EXERCISE GOAL ->
Retype the material below. Keep every word exactly as it is.

Dataset rows about figures
══════
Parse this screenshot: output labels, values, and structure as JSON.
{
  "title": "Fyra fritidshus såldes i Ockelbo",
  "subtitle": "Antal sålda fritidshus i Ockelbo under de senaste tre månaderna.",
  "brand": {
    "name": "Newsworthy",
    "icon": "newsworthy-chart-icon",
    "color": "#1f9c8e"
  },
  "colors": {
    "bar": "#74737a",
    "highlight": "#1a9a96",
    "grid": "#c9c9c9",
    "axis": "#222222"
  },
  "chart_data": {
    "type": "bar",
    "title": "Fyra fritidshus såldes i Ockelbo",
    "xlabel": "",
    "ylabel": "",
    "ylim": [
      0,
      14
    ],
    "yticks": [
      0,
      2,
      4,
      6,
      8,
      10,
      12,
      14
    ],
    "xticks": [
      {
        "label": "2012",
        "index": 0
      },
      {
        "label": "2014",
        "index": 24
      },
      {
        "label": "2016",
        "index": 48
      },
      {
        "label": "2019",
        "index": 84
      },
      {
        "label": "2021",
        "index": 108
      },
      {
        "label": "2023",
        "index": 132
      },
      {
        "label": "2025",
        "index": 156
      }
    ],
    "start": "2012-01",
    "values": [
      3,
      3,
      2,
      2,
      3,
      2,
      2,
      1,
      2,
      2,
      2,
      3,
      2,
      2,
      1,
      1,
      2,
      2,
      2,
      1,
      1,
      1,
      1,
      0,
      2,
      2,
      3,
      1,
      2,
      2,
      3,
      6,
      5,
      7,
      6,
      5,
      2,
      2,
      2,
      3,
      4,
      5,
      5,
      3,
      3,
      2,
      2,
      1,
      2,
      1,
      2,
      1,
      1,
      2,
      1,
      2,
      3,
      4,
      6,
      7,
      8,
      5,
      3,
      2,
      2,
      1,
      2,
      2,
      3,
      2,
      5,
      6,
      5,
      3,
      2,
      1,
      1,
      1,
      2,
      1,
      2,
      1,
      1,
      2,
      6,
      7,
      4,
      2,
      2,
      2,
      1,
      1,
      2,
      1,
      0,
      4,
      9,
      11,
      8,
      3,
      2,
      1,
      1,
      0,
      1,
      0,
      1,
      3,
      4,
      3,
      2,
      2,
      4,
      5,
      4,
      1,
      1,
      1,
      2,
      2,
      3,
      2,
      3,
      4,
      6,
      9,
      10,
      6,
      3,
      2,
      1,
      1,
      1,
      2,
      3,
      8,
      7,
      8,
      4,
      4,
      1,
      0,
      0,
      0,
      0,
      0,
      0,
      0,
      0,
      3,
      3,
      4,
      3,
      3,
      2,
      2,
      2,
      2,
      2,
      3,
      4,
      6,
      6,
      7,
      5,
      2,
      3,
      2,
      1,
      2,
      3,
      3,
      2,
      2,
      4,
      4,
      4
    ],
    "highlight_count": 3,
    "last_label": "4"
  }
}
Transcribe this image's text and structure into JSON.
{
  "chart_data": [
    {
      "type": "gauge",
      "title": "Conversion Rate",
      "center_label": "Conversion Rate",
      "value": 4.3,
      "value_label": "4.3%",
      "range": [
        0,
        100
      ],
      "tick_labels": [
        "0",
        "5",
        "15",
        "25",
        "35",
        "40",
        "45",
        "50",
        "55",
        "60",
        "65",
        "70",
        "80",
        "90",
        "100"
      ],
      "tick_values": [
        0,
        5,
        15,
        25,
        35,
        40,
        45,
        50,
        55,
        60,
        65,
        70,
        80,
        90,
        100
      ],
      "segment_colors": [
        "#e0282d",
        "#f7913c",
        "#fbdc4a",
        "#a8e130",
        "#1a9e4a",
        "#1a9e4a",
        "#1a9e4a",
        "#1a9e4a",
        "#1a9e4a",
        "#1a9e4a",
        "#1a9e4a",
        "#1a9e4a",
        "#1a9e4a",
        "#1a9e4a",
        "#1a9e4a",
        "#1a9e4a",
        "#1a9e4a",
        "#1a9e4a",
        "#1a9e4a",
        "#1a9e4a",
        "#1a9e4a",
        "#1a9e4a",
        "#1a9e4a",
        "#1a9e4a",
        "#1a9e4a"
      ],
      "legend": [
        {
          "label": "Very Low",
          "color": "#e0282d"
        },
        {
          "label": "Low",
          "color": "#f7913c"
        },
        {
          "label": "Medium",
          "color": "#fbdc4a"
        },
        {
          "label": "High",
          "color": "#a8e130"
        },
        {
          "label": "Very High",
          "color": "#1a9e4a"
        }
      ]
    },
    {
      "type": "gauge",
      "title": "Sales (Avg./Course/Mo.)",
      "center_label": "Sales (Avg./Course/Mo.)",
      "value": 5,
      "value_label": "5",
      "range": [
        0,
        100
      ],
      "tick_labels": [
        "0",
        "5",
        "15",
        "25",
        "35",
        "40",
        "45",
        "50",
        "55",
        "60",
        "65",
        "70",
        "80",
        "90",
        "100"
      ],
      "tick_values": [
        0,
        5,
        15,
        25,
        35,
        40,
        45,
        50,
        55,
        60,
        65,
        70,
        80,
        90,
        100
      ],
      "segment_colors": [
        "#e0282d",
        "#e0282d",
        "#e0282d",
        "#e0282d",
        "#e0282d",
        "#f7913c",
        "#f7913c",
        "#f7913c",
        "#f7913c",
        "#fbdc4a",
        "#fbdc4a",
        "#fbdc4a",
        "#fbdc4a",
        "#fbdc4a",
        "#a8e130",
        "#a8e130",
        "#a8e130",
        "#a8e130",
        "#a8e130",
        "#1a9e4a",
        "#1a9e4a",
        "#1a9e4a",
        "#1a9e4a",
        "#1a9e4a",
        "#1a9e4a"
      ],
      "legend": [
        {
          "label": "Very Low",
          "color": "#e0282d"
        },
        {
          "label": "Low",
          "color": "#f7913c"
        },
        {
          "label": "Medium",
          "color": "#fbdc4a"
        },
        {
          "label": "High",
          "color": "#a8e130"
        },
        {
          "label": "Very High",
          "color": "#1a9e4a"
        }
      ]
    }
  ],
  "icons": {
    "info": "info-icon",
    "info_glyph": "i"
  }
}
══════
COMPLETED EXERCISE ->
Parse this screenshot: output labels, values, and structure as JSON.
{
  "title": "Fyra fritidshus såldes i Ockelbo",
  "subtitle": "Antal sålda fritidshus i Ockelbo under de senaste tre månaderna.",
  "brand": {
    "name": "Newsworthy",
    "icon": "newsworthy-chart-icon",
    "color": "#1f9c8e"
  },
  "colors": {
    "bar": "#74737a",
    "highlight": "#1a9a96",
    "grid": "#c9c9c9",
    "axis": "#222222"
  },
  "chart_data": {
    "type": "bar",
    "title": "Fyra fritidshus såldes i Ockelbo",
    "xlabel": "",
    "ylabel": "",
    "ylim": [
      0,
      14
    ],
    "yticks": [
      0,
      2,
      4,
      6,
      8,
      10,
      12,
      14
    ],
    "xticks": [
      {
        "label": "2012",
        "index": 0
      },
      {
        "label": "2014",
        "index": 24
      },
      {
        "label": "2016",
        "index": 48
      },
      {
        "label": "2019",
        "index": 84
      },
      {
        "label": "2021",
        "index": 108
      },
      {
        "label": "2023",
        "index": 132
      },
      {
        "label": "2025",
        "index": 156
      }
    ],
    "start": "2012-01",
    "values": [
      3,
      3,
      2,
      2,
      3,
      2,
      2,
      1,
      2,
      2,
      2,
      3,
      2,
      2,
      1,
      1,
      2,
      2,
      2,
      1,
      1,
      1,
      1,
      0,
      2,
      2,
      3,
      1,
      2,
      2,
      3,
      6,
      5,
      7,
      6,
      5,
      2,
      2,
      2,
      3,
      4,
      5,
      5,
      3,
      3,
      2,
      2,
      1,
      2,
      1,
      2,
      1,
      1,
      2,
      1,
      2,
      3,
      4,
      6,
      7,
      8,
      5,
      3,
      2,
      2,
      1,
      2,
      2,
      3,
      2,
      5,
      6,
      5,
      3,
      2,
      1,
      1,
      1,
      2,
      1,
      2,
      1,
      1,
      2,
      6,
      7,
      4,
      2,
      2,
      2,
      1,
      1,
      2,
      1,
      0,
      4,
      9,
      11,
      8,
      3,
      2,
      1,
      1,
      0,
      1,
      0,
      1,
      3,
      4,
      3,
      2,
      2,
      4,
      5,
      4,
      1,
      1,
      1,
      2,
      2,
      3,
      2,
      3,
      4,
      6,
      9,
      10,
      6,
      3,
      2,
      1,
      1,
      1,
      2,
      3,
      8,
      7,
      8,
      4,
      4,
      1,
      0,
      0,
      0,
      0,
      0,
      0,
      0,
      0,
      3,
      3,
      4,
      3,
      3,
      2,
      2,
      2,
      2,
      2,
      3,
      4,
      6,
      6,
      7,
      5,
      2,
      3,
      2,
      1,
      2,
      3,
      3,
      2,
      2,
      4,
      4,
      4
    ],
    "highlight_count": 3,
    "last_label": "4"
  }
}
Transcribe this image's text and structure into JSON.
{
  "chart_data": [
    {
      "type": "gauge",
      "title": "Conversion Rate",
      "center_label": "Conversion Rate",
      "value": 4.3,
      "value_label": "4.3%",
      "range": [
        0,
        100
      ],
      "tick_labels": [
        "0",
        "5",
        "15",
        "25",
        "35",
        "40",
        "45",
        "50",
        "55",
        "60",
        "65",
        "70",
        "80",
        "90",
        "100"
      ],
      "tick_values": [
        0,
        5,
        15,
        25,
        35,
        40,
        45,
        50,
        55,
        60,
        65,
        70,
        80,
        90,
        100
      ],
      "segment_colors": [
        "#e0282d",
        "#f7913c",
        "#fbdc4a",
        "#a8e130",
        "#1a9e4a",
        "#1a9e4a",
        "#1a9e4a",
        "#1a9e4a",
        "#1a9e4a",
        "#1a9e4a",
        "#1a9e4a",
        "#1a9e4a",
        "#1a9e4a",
        "#1a9e4a",
        "#1a9e4a",
        "#1a9e4a",
        "#1a9e4a",
        "#1a9e4a",
        "#1a9e4a",
        "#1a9e4a",
        "#1a9e4a",
        "#1a9e4a",
        "#1a9e4a",
        "#1a9e4a",
        "#1a9e4a"
      ],
      "legend": [
        {
          "label": "Very Low",
          "color": "#e0282d"
        },
        {
          "label": "Low",
          "color": "#f7913c"
        },
        {
          "label": "Medium",
          "color": "#fbdc4a"
        },
        {
          "label": "High",
          "color": "#a8e130"
        },
        {
          "label": "Very High",
          "color": "#1a9e4a"
        }
      ]
    },
    {
      "type": "gauge",
      "title": "Sales (Avg./Course/Mo.)",
      "center_label": "Sales (Avg./Course/Mo.)",
      "value": 5,
      "value_label": "5",
      "range": [
        0,
        100
      ],
      "tick_labels": [
        "0",
        "5",
        "15",
        "25",
        "35",
        "40",
        "45",
        "50",
        "55",
        "60",
        "65",
        "70",
        "80",
        "90",
        "100"
      ],
      "tick_values": [
        0,
        5,
        15,
        25,
        35,
        40,
        45,
        50,
        55,
        60,
        65,
        70,
        80,
        90,
        100
      ],
      "segment_colors": [
        "#e0282d",
        "#e0282d",
        "#e0282d",
        "#e0282d",
        "#e0282d",
        "#f7913c",
        "#f7913c",
        "#f7913c",
        "#f7913c",
        "#fbdc4a",
        "#fbdc4a",
        "#fbdc4a",
        "#fbdc4a",
        "#fbdc4a",
        "#a8e130",
        "#a8e130",
        "#a8e130",
        "#a8e130",
        "#a8e130",
        "#1a9e4a",
        "#1a9e4a",
        "#1a9e4a",
        "#1a9e4a",
        "#1a9e4a",
        "#1a9e4a"
      ],
      "legend": [
        {
          "label": "Very Low",
          "color": "#e0282d"
        },
        {
          "label": "Low",
          "color": "#f7913c"
        },
        {
          "label": "Medium",
          "color": "#fbdc4a"
        },
        {
          "label": "High",
          "color": "#a8e130"
        },
        {
          "label": "Very High",
          "color": "#1a9e4a"
        }
      ]
    }
  ],
  "icons": {
    "info": "info-icon",
    "info_glyph": "i"
  }
}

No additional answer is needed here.